━━━━━ Input material ━━━━━
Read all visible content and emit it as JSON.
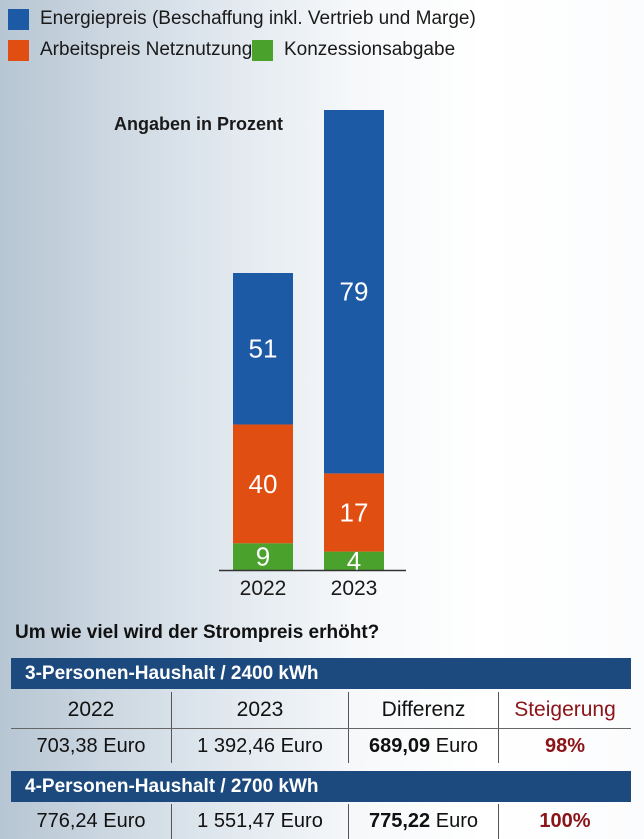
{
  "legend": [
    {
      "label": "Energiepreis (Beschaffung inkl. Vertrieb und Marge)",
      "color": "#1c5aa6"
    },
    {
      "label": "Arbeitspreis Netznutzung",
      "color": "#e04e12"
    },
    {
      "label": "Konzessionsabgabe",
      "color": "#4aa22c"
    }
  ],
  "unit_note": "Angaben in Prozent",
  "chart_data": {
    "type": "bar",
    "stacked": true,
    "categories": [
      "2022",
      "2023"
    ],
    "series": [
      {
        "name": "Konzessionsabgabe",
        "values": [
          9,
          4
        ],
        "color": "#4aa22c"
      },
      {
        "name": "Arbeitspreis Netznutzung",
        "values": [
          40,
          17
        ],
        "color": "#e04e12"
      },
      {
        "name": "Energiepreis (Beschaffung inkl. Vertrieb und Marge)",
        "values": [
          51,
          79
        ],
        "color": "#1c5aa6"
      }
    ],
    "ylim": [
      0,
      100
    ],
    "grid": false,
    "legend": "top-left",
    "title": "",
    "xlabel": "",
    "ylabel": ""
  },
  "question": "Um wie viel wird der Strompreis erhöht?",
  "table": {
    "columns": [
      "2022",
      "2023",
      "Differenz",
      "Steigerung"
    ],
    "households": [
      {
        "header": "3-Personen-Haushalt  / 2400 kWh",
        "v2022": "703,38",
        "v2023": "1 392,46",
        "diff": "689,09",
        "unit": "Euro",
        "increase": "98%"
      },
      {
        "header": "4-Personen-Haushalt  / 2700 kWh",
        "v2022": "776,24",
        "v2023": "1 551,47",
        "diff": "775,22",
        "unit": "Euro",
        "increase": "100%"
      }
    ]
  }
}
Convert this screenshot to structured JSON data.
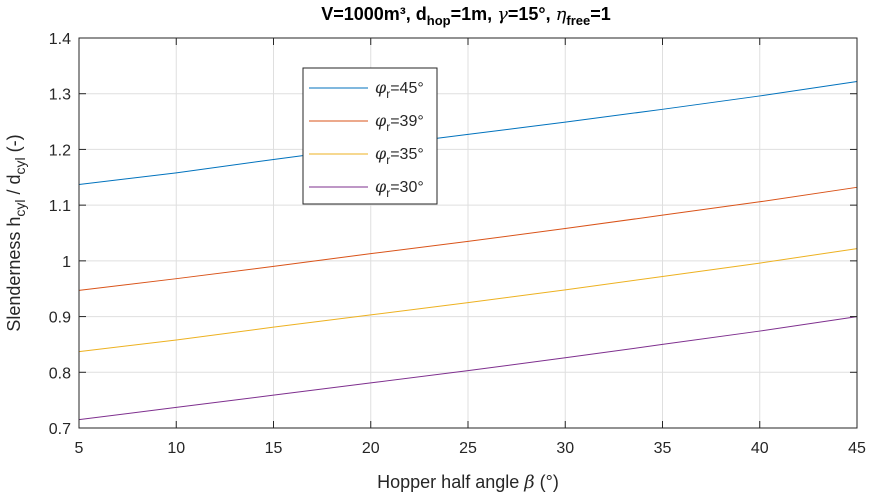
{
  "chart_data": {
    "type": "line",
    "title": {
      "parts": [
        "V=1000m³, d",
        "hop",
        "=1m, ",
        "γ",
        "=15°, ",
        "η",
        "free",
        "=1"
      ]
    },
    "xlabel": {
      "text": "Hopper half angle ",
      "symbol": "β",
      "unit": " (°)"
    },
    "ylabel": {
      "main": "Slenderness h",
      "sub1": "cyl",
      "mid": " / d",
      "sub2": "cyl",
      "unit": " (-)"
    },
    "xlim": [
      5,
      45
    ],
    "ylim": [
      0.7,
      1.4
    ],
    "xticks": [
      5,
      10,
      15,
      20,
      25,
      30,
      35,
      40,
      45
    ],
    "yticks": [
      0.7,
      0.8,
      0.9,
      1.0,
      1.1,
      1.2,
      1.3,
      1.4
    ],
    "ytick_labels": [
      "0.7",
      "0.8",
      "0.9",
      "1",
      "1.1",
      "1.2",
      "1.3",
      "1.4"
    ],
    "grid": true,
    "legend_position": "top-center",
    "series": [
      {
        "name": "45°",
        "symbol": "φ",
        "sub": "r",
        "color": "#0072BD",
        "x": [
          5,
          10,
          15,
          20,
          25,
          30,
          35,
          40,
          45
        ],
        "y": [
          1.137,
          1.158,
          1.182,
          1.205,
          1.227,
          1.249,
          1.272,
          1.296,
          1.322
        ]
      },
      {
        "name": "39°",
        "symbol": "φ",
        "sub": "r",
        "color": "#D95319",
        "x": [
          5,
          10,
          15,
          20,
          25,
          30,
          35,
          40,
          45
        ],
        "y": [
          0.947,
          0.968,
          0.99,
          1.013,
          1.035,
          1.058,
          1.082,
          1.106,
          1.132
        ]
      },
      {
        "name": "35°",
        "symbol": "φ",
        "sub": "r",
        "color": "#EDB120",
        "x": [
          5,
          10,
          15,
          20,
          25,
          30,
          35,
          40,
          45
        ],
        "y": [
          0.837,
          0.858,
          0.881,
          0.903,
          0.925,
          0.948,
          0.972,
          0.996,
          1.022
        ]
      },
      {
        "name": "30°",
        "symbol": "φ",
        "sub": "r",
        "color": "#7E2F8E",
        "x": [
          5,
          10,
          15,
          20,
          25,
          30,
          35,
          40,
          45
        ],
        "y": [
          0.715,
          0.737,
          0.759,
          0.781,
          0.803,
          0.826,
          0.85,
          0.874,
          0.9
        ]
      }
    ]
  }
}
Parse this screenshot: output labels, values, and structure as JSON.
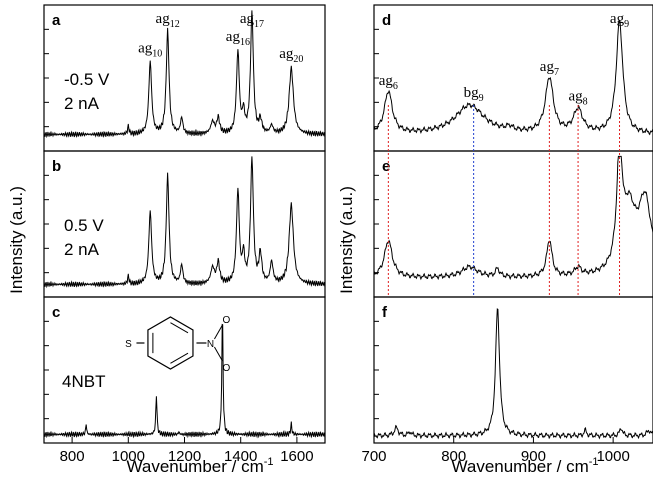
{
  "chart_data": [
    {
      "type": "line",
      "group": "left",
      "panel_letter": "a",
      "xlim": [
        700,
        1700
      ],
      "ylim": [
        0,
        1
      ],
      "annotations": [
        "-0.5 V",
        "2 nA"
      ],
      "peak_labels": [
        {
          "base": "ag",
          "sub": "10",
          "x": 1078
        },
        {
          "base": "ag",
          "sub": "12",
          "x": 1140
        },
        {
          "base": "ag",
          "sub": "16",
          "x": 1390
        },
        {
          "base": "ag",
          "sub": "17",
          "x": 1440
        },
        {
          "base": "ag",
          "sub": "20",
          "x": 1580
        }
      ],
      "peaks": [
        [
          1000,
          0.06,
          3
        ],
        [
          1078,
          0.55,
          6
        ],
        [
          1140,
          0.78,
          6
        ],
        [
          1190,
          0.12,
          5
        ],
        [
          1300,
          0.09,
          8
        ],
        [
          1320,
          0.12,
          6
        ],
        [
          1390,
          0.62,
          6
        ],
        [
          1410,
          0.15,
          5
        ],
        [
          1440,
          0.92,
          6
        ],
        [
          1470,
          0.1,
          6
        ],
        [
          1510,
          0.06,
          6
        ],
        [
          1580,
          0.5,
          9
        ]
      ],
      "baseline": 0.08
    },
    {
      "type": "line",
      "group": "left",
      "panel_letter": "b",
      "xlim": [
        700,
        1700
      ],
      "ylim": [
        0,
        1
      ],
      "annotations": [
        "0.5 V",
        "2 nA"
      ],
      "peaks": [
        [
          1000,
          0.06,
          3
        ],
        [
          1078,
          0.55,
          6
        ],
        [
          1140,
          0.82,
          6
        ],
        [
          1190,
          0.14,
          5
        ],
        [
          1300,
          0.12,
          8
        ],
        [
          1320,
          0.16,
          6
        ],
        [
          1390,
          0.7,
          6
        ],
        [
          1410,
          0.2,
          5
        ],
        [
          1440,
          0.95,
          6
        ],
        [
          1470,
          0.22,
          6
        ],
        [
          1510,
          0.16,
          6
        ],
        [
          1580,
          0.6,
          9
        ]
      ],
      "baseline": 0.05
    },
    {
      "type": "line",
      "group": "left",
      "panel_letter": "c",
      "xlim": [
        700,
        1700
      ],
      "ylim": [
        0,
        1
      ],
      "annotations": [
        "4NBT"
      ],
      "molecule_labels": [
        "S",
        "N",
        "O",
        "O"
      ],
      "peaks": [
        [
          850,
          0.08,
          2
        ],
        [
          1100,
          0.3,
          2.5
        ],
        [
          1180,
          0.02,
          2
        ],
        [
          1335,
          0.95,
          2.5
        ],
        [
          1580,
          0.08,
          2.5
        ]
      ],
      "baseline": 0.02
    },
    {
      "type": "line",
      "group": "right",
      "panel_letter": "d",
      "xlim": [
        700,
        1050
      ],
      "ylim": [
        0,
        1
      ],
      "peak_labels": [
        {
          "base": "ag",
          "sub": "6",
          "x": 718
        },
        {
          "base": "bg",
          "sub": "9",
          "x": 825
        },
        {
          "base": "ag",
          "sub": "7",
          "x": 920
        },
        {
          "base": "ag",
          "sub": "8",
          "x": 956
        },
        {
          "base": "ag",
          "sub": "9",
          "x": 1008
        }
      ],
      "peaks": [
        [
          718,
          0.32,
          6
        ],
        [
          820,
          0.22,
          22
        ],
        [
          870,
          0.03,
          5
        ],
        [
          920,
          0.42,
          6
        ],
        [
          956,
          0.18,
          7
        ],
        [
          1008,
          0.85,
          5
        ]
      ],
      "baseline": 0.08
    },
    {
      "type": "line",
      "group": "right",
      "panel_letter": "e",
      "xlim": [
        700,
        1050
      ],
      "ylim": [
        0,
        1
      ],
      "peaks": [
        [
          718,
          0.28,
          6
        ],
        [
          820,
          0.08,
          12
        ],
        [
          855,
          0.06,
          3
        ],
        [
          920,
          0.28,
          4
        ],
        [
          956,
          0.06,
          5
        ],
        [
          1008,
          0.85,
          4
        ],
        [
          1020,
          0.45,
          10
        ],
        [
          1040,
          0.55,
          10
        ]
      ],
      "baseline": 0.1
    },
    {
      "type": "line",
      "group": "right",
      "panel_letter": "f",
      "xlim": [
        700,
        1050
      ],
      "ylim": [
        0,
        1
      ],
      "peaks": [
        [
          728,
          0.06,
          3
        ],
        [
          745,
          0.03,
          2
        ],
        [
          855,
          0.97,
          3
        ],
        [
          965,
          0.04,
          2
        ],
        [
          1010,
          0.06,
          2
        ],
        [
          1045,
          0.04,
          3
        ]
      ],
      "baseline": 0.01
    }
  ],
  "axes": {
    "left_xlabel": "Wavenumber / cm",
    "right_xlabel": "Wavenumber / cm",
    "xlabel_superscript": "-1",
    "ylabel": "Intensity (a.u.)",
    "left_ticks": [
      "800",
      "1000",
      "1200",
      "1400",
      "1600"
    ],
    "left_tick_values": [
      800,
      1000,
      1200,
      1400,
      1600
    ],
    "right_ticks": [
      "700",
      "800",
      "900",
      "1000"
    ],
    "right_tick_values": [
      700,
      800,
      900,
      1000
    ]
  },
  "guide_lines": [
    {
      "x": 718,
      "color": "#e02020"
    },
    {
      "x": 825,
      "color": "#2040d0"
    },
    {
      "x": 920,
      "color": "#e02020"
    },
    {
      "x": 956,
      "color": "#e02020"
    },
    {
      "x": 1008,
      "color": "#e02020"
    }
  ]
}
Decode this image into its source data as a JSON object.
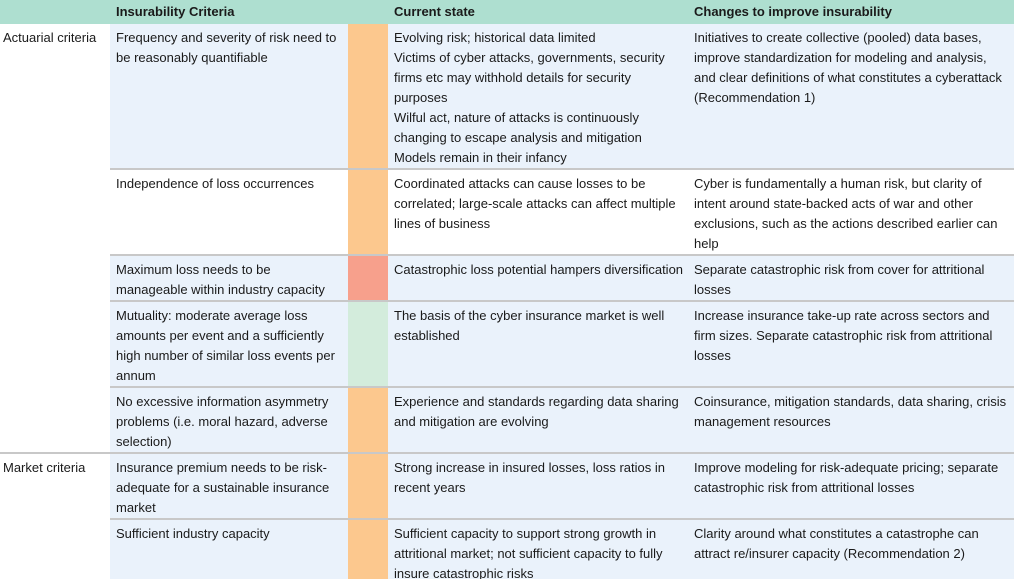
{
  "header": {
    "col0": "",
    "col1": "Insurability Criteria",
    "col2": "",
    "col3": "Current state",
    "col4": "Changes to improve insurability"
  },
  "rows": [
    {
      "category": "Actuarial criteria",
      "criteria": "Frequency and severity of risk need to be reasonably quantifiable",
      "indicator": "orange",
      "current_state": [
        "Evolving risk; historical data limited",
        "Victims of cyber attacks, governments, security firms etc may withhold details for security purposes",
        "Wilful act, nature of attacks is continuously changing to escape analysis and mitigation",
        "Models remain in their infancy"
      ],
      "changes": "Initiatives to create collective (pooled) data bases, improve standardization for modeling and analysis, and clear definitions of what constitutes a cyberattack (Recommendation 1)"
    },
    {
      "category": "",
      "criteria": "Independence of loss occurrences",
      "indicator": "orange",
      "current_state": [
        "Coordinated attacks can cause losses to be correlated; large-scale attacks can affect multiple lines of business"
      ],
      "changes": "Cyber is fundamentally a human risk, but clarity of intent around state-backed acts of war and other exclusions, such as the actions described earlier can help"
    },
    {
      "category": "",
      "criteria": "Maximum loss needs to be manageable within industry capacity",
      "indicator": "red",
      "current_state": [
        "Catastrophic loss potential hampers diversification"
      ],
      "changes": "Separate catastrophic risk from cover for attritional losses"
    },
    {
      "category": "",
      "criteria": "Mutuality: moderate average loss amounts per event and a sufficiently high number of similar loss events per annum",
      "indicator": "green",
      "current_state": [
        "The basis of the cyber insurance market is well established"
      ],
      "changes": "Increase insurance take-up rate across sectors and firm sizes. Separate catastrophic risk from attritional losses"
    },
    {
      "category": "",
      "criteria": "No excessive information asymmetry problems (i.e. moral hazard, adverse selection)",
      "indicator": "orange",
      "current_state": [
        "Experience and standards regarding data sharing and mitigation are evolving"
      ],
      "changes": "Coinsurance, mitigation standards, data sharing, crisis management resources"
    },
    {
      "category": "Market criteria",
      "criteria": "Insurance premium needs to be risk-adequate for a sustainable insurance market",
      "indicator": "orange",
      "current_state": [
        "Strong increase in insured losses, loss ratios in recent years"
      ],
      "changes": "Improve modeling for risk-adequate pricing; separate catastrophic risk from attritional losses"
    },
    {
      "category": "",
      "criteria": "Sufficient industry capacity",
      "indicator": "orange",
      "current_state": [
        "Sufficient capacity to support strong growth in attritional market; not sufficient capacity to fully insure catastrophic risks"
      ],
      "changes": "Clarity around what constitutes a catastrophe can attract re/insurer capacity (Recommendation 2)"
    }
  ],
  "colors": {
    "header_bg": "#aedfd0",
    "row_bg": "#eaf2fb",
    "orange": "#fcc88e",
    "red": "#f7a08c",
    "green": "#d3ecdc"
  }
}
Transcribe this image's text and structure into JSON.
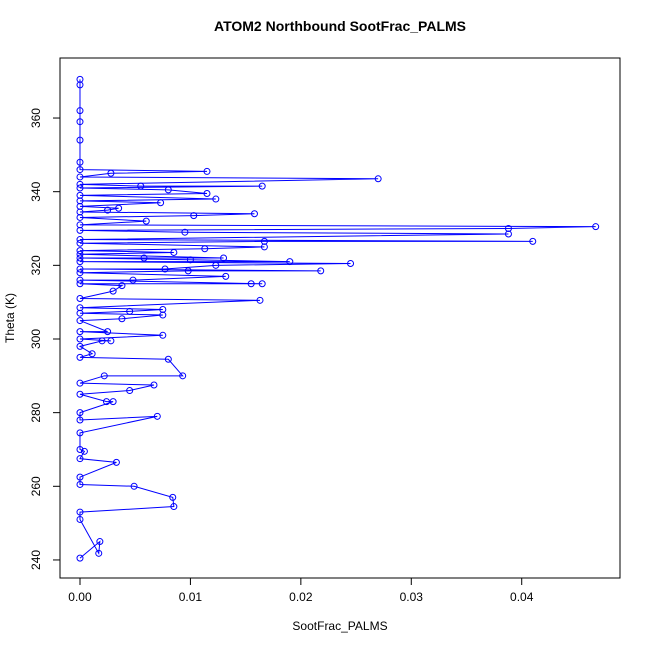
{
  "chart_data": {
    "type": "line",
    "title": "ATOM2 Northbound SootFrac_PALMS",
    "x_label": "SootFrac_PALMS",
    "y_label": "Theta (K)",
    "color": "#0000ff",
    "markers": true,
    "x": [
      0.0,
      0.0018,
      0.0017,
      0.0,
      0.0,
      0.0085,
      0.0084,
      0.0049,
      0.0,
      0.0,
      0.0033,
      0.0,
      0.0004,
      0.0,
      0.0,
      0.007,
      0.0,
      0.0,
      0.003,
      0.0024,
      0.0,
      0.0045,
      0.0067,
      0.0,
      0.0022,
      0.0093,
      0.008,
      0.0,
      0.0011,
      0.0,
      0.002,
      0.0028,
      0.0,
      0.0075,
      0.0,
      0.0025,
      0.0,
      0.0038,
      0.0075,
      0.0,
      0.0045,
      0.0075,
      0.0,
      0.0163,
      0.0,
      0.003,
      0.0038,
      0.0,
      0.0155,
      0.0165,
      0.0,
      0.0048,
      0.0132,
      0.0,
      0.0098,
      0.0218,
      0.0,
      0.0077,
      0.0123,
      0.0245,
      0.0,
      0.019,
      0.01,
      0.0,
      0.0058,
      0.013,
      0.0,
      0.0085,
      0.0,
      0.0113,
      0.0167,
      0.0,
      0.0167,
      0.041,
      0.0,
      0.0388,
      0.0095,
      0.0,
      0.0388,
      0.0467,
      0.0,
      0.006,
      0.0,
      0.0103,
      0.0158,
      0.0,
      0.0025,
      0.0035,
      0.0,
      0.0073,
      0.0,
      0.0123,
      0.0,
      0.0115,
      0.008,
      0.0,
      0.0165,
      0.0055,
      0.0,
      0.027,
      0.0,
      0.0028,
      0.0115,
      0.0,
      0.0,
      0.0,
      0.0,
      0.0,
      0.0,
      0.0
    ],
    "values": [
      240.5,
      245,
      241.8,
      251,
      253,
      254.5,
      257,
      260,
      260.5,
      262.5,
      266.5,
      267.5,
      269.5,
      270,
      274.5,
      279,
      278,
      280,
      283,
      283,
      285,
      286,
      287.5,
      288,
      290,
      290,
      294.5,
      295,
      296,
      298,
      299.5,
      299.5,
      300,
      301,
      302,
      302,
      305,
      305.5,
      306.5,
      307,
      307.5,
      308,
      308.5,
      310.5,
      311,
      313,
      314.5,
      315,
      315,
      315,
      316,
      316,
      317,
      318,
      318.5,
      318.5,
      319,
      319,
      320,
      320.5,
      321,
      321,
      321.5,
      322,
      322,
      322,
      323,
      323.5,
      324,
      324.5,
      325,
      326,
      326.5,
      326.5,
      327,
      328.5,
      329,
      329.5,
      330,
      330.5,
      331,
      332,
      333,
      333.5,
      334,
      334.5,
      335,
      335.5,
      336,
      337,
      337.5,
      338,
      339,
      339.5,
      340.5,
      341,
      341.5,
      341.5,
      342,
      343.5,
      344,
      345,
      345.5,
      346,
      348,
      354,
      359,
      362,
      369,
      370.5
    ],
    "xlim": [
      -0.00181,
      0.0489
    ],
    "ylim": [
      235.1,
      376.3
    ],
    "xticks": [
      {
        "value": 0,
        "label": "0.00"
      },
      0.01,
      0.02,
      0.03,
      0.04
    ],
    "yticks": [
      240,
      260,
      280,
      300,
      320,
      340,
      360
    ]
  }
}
━━━━━
Goal:
Scan the data above; copy every line where "needs" appears.

Written response:
      "criteria": "Maximum loss needs to be manageable within industry capacity",
      "criteria": "Insurance premium needs to be risk-adequate for a sustainable insurance market",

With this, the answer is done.